What the exercise asks:
Give the entries again, word for word.

Records from a dataset:
====================

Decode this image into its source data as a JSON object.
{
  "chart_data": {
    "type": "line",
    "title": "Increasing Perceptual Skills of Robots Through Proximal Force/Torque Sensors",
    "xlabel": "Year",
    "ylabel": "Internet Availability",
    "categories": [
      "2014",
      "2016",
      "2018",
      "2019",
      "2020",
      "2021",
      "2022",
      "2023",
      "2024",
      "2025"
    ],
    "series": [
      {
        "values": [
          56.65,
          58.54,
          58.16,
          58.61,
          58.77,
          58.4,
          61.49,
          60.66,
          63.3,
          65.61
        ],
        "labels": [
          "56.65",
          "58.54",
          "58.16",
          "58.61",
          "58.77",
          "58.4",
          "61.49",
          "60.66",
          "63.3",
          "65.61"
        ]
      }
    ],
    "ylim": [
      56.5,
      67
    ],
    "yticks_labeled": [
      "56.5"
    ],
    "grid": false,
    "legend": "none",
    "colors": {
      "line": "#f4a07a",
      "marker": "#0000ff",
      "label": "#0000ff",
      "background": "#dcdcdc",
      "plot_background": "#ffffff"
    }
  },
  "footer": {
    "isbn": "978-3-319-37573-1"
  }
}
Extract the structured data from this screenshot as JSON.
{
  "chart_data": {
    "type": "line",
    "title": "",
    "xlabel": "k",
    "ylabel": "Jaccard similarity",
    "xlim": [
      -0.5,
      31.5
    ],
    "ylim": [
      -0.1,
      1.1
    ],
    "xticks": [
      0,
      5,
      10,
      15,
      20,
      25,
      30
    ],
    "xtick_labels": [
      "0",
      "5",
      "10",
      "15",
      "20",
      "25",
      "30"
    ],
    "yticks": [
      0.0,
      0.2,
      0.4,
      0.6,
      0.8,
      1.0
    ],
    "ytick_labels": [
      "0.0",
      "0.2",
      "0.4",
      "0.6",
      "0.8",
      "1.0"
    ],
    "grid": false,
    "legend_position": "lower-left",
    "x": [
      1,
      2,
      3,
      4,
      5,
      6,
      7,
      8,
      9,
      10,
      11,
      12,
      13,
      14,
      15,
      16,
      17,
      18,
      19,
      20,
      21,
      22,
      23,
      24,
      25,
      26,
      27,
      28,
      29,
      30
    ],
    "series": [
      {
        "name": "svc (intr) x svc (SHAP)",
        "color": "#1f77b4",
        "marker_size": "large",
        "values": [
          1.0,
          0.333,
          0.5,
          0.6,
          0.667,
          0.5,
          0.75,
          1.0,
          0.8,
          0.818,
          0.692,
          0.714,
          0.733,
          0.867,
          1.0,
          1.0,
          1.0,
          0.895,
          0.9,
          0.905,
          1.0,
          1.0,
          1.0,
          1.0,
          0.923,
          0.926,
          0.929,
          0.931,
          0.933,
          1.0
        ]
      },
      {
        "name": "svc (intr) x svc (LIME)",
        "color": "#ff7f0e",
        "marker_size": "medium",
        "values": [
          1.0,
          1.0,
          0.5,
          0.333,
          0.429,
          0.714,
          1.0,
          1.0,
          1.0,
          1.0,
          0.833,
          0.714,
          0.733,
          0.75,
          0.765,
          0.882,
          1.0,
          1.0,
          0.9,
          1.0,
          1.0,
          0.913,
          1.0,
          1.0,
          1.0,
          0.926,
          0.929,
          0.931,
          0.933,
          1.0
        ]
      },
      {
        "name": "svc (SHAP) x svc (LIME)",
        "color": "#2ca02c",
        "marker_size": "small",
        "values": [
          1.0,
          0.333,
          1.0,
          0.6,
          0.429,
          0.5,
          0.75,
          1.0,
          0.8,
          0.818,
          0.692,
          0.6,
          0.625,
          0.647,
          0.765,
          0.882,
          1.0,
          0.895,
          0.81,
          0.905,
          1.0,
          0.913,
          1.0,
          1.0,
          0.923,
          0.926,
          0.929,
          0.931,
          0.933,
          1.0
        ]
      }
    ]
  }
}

====================

Written answer:
Decode this image into its source data as a JSON object.
{
  "chart_data": {
    "type": "line",
    "title": "Increasing Perceptual Skills of Robots Through Proximal Force/Torque Sensors",
    "xlabel": "Year",
    "ylabel": "Internet Availability",
    "categories": [
      "2014",
      "2016",
      "2018",
      "2019",
      "2020",
      "2021",
      "2022",
      "2023",
      "2024",
      "2025"
    ],
    "series": [
      {
        "values": [
          56.65,
          58.54,
          58.16,
          58.61,
          58.77,
          58.4,
          61.49,
          60.66,
          63.3,
          65.61
        ],
        "labels": [
          "56.65",
          "58.54",
          "58.16",
          "58.61",
          "58.77",
          "58.4",
          "61.49",
          "60.66",
          "63.3",
          "65.61"
        ]
      }
    ],
    "ylim": [
      56.5,
      67
    ],
    "yticks_labeled": [
      "56.5"
    ],
    "grid": false,
    "legend": "none",
    "colors": {
      "line": "#f4a07a",
      "marker": "#0000ff",
      "label": "#0000ff",
      "background": "#dcdcdc",
      "plot_background": "#ffffff"
    }
  },
  "footer": {
    "isbn": "978-3-319-37573-1"
  }
}
Extract the structured data from this screenshot as JSON.
{
  "chart_data": {
    "type": "line",
    "title": "",
    "xlabel": "k",
    "ylabel": "Jaccard similarity",
    "xlim": [
      -0.5,
      31.5
    ],
    "ylim": [
      -0.1,
      1.1
    ],
    "xticks": [
      0,
      5,
      10,
      15,
      20,
      25,
      30
    ],
    "xtick_labels": [
      "0",
      "5",
      "10",
      "15",
      "20",
      "25",
      "30"
    ],
    "yticks": [
      0.0,
      0.2,
      0.4,
      0.6,
      0.8,
      1.0
    ],
    "ytick_labels": [
      "0.0",
      "0.2",
      "0.4",
      "0.6",
      "0.8",
      "1.0"
    ],
    "grid": false,
    "legend_position": "lower-left",
    "x": [
      1,
      2,
      3,
      4,
      5,
      6,
      7,
      8,
      9,
      10,
      11,
      12,
      13,
      14,
      15,
      16,
      17,
      18,
      19,
      20,
      21,
      22,
      23,
      24,
      25,
      26,
      27,
      28,
      29,
      30
    ],
    "series": [
      {
        "name": "svc (intr) x svc (SHAP)",
        "color": "#1f77b4",
        "marker_size": "large",
        "values": [
          1.0,
          0.333,
          0.5,
          0.6,
          0.667,
          0.5,
          0.75,
          1.0,
          0.8,
          0.818,
          0.692,
          0.714,
          0.733,
          0.867,
          1.0,
          1.0,
          1.0,
          0.895,
          0.9,
          0.905,
          1.0,
          1.0,
          1.0,
          1.0,
          0.923,
          0.926,
          0.929,
          0.931,
          0.933,
          1.0
        ]
      },
      {
        "name": "svc (intr) x svc (LIME)",
        "color": "#ff7f0e",
        "marker_size": "medium",
        "values": [
          1.0,
          1.0,
          0.5,
          0.333,
          0.429,
          0.714,
          1.0,
          1.0,
          1.0,
          1.0,
          0.833,
          0.714,
          0.733,
          0.75,
          0.765,
          0.882,
          1.0,
          1.0,
          0.9,
          1.0,
          1.0,
          0.913,
          1.0,
          1.0,
          1.0,
          0.926,
          0.929,
          0.931,
          0.933,
          1.0
        ]
      },
      {
        "name": "svc (SHAP) x svc (LIME)",
        "color": "#2ca02c",
        "marker_size": "small",
        "values": [
          1.0,
          0.333,
          1.0,
          0.6,
          0.429,
          0.5,
          0.75,
          1.0,
          0.8,
          0.818,
          0.692,
          0.6,
          0.625,
          0.647,
          0.765,
          0.882,
          1.0,
          0.895,
          0.81,
          0.905,
          1.0,
          0.913,
          1.0,
          1.0,
          0.923,
          0.926,
          0.929,
          0.931,
          0.933,
          1.0
        ]
      }
    ]
  }
}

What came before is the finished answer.